[Saved entries]
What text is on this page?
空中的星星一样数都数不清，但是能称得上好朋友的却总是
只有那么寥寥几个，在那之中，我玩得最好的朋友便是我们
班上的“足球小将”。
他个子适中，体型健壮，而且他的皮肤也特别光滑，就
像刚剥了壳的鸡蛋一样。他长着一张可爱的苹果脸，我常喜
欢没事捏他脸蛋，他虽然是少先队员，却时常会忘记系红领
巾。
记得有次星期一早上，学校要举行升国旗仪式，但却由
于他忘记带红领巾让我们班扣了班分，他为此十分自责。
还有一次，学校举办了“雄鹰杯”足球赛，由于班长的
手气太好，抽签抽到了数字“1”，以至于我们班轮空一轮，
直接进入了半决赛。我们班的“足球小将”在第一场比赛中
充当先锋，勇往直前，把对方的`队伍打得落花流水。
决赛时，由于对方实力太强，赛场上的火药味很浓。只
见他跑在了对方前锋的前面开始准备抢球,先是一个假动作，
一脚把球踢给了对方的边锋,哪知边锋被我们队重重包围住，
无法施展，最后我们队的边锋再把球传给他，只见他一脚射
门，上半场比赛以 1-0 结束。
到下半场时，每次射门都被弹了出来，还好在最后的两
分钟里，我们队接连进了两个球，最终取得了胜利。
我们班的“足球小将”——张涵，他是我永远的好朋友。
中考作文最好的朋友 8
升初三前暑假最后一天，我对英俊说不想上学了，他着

*THE EXERCISE*
Set down all of the records shown above once more, exactly.

*SOLVED EXERCISE*
What text is on this page?
空中的星星一样数都数不清，但是能称得上好朋友的却总是
只有那么寥寥几个，在那之中，我玩得最好的朋友便是我们
班上的“足球小将”。
他个子适中，体型健壮，而且他的皮肤也特别光滑，就
像刚剥了壳的鸡蛋一样。他长着一张可爱的苹果脸，我常喜
欢没事捏他脸蛋，他虽然是少先队员，却时常会忘记系红领
巾。
记得有次星期一早上，学校要举行升国旗仪式，但却由
于他忘记带红领巾让我们班扣了班分，他为此十分自责。
还有一次，学校举办了“雄鹰杯”足球赛，由于班长的
手气太好，抽签抽到了数字“1”，以至于我们班轮空一轮，
直接进入了半决赛。我们班的“足球小将”在第一场比赛中
充当先锋，勇往直前，把对方的`队伍打得落花流水。
决赛时，由于对方实力太强，赛场上的火药味很浓。只
见他跑在了对方前锋的前面开始准备抢球,先是一个假动作，
一脚把球踢给了对方的边锋,哪知边锋被我们队重重包围住，
无法施展，最后我们队的边锋再把球传给他，只见他一脚射
门，上半场比赛以 1-0 结束。
到下半场时，每次射门都被弹了出来，还好在最后的两
分钟里，我们队接连进了两个球，最终取得了胜利。
我们班的“足球小将”——张涵，他是我永远的好朋友。
中考作文最好的朋友 8
升初三前暑假最后一天，我对英俊说不想上学了，他着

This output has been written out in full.